----- PROVIDED DATA

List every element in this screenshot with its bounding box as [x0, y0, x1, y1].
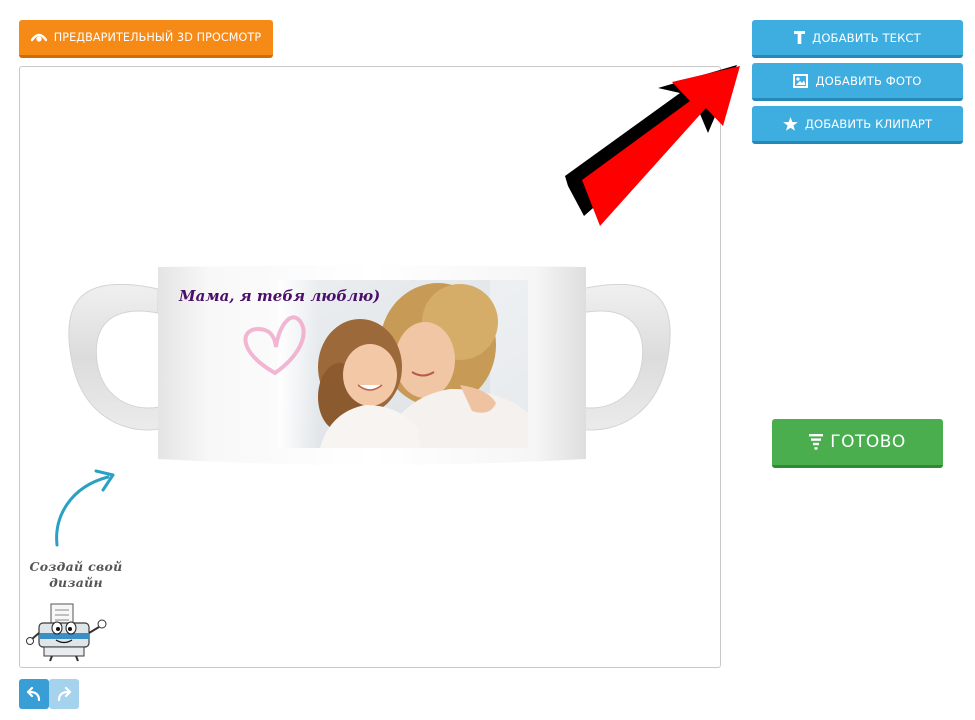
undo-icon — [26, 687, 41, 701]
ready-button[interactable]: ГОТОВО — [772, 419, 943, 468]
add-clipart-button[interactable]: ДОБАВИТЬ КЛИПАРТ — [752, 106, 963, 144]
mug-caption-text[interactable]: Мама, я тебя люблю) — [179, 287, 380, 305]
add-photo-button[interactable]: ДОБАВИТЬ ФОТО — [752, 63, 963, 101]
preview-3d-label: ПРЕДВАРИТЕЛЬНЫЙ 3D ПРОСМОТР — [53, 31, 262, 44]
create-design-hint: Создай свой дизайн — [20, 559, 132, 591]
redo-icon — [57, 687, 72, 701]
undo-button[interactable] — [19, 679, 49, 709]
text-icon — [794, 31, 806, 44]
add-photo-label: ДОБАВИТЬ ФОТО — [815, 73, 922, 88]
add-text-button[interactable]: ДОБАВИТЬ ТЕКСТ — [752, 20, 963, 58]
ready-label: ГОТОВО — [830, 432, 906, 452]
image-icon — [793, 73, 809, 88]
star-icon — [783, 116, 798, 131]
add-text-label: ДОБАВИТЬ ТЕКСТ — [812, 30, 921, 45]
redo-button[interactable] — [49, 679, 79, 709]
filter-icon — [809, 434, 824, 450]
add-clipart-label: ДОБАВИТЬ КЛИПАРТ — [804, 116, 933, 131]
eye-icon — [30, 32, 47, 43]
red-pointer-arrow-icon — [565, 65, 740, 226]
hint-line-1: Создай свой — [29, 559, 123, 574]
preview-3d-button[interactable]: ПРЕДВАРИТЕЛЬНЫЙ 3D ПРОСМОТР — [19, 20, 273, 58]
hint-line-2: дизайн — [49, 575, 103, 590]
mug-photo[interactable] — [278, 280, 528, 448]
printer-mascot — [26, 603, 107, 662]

----------
----- PROVIDED DATA

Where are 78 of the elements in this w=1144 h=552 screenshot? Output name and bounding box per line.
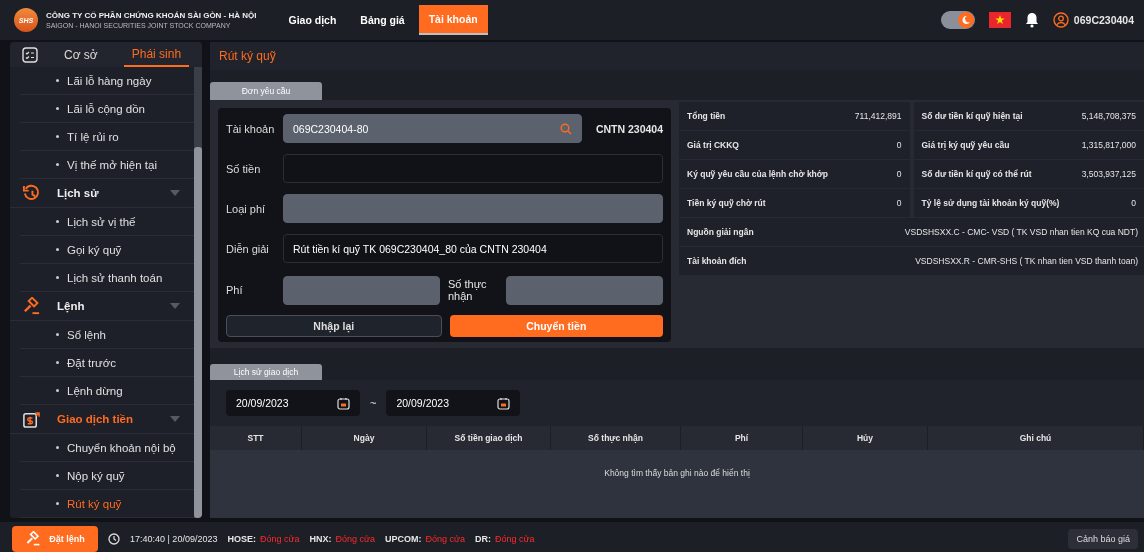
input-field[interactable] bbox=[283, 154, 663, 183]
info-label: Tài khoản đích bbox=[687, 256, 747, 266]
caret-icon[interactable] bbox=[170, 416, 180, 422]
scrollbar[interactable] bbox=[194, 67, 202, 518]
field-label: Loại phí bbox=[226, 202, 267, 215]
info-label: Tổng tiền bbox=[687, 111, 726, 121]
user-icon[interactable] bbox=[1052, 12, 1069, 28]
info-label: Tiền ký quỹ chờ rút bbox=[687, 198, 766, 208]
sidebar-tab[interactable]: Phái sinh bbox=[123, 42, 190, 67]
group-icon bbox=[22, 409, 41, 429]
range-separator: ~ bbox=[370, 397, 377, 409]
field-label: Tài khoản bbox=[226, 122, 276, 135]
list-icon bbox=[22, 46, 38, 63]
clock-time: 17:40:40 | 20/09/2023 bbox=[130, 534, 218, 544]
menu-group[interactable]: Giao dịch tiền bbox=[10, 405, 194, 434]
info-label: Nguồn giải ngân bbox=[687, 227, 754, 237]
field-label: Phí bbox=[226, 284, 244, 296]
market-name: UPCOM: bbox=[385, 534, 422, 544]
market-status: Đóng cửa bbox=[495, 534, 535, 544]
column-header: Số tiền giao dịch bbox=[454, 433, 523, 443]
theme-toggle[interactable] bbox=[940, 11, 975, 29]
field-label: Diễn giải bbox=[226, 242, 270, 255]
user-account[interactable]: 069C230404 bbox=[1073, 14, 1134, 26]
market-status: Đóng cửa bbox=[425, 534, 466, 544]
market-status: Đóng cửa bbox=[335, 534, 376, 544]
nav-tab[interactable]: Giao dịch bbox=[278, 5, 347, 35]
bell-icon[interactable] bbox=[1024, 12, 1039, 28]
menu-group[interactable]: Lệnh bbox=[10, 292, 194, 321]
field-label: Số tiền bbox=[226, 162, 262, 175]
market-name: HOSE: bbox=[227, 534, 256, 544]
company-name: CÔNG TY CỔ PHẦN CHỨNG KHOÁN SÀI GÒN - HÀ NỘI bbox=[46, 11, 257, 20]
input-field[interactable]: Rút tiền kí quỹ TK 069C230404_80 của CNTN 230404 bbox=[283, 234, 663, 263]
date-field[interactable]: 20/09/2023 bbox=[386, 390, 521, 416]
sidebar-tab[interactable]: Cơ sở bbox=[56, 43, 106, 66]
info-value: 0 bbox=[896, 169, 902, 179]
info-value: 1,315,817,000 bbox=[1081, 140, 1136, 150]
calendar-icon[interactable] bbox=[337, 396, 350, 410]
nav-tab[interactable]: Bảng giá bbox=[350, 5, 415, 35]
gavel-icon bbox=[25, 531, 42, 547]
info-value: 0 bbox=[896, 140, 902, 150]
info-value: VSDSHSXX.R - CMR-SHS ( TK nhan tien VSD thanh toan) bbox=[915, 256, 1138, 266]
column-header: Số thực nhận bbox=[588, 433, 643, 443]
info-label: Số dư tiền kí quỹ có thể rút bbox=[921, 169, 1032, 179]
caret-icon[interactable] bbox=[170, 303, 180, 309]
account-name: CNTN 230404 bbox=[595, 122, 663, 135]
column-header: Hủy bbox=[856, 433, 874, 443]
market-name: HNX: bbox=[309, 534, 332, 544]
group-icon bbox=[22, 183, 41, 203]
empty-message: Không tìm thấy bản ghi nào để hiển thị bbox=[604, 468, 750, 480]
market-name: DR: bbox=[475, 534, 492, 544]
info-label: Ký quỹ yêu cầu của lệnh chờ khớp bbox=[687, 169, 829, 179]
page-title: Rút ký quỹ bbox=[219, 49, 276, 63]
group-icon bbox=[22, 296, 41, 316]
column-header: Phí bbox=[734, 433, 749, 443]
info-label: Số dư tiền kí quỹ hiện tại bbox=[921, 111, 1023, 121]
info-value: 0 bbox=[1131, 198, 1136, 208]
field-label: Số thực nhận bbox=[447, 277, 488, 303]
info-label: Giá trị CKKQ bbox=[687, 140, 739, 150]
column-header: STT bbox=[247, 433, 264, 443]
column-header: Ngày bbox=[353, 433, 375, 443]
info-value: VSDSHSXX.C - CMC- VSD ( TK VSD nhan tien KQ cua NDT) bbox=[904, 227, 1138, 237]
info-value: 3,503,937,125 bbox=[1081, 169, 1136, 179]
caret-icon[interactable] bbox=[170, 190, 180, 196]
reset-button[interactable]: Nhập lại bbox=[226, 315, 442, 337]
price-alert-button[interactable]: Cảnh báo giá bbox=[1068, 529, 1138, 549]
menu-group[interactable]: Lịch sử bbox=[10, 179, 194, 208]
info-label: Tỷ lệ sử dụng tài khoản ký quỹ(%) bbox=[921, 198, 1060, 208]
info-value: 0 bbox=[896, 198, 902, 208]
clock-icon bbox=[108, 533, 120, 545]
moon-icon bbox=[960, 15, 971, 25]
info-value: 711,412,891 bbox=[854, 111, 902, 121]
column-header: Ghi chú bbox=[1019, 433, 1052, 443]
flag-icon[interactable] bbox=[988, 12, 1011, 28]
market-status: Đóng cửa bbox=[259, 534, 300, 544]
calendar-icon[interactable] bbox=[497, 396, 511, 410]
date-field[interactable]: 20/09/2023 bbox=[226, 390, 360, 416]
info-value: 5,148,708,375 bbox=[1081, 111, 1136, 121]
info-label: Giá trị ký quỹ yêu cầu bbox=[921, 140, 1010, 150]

----------

- [SHORT EXERCISE]:
Put the part of the entries above that opens with the line containing "undo-icon — [26, 687, 41, 701]" and closes with the line containing "printer-mascot — [26, 603, 107, 662]" into a numbered list, both of those lines included and any blank lines left out.

- [THE COMPLETED TASK]:
1. undo-icon — [26, 687, 41, 701]
2. ready-button[interactable]: ГОТОВО — [772, 419, 943, 468]
3. add-clipart-button[interactable]: ДОБАВИТЬ КЛИПАРТ — [752, 106, 963, 144]
4. mug-caption-text[interactable]: Мама, я тебя люблю) — [179, 287, 380, 305]
5. add-photo-button[interactable]: ДОБАВИТЬ ФОТО — [752, 63, 963, 101]
6. preview-3d-label: ПРЕДВАРИТЕЛЬНЫЙ 3D ПРОСМОТР — [53, 31, 262, 44]
7. create-design-hint: Создай свой дизайн — [20, 559, 132, 591]
8. redo-icon — [57, 687, 72, 701]
9. undo-button[interactable] — [19, 679, 49, 709]
10. text-icon — [794, 31, 806, 44]
11. add-photo-label: ДОБАВИТЬ ФОТО — [815, 73, 922, 88]
12. add-text-button[interactable]: ДОБАВИТЬ ТЕКСТ — [752, 20, 963, 58]
13. ready-label: ГОТОВО — [830, 432, 906, 452]
14. image-icon — [793, 73, 809, 88]
15. star-icon — [783, 116, 798, 131]
16. add-text-label: ДОБАВИТЬ ТЕКСТ — [812, 30, 921, 45]
17. redo-button[interactable] — [49, 679, 79, 709]
18. filter-icon — [809, 434, 824, 450]
19. add-clipart-label: ДОБАВИТЬ КЛИПАРТ — [804, 116, 933, 131]
20. eye-icon — [30, 32, 47, 43]
21. red-pointer-arrow-icon — [565, 65, 740, 226]
22. hint-line-1: Создай свой — [29, 559, 123, 574]
23. preview-3d-button[interactable]: ПРЕДВАРИТЕЛЬНЫЙ 3D ПРОСМОТР — [19, 20, 273, 58]
24. hint-line-2: дизайн — [49, 575, 103, 590]
25. mug-photo[interactable] — [278, 280, 528, 448]
26. printer-mascot — [26, 603, 107, 662]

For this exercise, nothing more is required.